Your task is to print all of the data word for word.

=====

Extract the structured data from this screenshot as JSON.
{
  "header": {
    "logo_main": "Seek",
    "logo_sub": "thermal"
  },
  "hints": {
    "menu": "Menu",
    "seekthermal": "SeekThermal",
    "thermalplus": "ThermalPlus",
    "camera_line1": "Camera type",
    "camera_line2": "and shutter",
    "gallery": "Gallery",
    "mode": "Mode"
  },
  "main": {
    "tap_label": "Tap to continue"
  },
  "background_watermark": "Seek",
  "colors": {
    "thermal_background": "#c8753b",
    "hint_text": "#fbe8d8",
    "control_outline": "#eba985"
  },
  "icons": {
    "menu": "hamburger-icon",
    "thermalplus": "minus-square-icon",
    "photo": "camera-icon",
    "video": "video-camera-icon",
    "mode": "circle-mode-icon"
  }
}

=====

__Task answer__.
Extract the structured data from this screenshot as JSON.
{
  "header": {
    "logo_main": "Seek",
    "logo_sub": "thermal"
  },
  "hints": {
    "menu": "Menu",
    "seekthermal": "SeekThermal",
    "thermalplus": "ThermalPlus",
    "camera_line1": "Camera type",
    "camera_line2": "and shutter",
    "gallery": "Gallery",
    "mode": "Mode"
  },
  "main": {
    "tap_label": "Tap to continue"
  },
  "background_watermark": "Seek",
  "colors": {
    "thermal_background": "#c8753b",
    "hint_text": "#fbe8d8",
    "control_outline": "#eba985"
  },
  "icons": {
    "menu": "hamburger-icon",
    "thermalplus": "minus-square-icon",
    "photo": "camera-icon",
    "video": "video-camera-icon",
    "mode": "circle-mode-icon"
  }
}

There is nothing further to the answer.